= Objective =
Your answer should be a single number: the count of lines containing "zajęć".

:: Task input ::

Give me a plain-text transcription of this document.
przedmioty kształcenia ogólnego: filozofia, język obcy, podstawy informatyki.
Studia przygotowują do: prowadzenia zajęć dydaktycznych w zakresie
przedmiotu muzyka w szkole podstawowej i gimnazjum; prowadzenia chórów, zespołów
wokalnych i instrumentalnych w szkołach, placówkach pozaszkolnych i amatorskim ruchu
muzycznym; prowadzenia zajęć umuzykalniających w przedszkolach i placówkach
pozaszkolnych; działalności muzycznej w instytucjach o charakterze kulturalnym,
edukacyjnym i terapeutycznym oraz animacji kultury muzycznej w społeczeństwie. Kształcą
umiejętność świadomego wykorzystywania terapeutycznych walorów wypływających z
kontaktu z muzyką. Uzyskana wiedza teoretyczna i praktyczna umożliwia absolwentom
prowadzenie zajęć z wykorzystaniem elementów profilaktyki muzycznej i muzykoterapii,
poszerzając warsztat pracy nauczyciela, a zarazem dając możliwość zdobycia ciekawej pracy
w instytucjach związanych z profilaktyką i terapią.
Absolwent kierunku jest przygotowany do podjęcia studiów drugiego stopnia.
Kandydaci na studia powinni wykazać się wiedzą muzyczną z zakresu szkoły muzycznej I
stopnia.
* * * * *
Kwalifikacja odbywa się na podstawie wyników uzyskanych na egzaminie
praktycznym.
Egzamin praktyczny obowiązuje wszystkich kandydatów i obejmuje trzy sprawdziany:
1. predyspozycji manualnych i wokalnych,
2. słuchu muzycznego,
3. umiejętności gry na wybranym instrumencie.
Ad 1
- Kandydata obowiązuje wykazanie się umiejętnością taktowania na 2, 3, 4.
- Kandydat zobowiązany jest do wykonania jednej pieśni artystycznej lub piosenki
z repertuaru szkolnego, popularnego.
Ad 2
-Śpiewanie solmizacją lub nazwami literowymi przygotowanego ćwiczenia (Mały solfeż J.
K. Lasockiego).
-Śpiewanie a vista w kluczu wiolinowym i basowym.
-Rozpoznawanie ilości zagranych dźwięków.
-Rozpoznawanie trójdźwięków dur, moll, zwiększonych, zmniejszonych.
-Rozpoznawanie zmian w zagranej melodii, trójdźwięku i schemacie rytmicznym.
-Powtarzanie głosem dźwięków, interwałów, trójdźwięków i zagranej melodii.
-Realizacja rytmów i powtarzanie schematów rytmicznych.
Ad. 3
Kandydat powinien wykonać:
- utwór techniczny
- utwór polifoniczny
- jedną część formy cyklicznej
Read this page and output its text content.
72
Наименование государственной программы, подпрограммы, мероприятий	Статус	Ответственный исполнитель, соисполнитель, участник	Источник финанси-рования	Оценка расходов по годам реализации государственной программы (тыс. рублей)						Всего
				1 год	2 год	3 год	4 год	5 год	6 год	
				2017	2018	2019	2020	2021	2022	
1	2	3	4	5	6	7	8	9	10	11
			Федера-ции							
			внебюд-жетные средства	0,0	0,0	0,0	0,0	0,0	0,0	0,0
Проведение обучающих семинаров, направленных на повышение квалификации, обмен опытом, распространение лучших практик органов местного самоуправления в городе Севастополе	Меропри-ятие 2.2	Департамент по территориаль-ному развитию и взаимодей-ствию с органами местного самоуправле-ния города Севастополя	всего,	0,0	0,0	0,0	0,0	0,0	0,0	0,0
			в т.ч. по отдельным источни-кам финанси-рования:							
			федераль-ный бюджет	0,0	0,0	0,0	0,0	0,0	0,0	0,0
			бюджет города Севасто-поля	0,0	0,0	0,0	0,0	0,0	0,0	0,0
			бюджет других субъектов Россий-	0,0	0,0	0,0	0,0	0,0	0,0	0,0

:::

= Exercise output =
3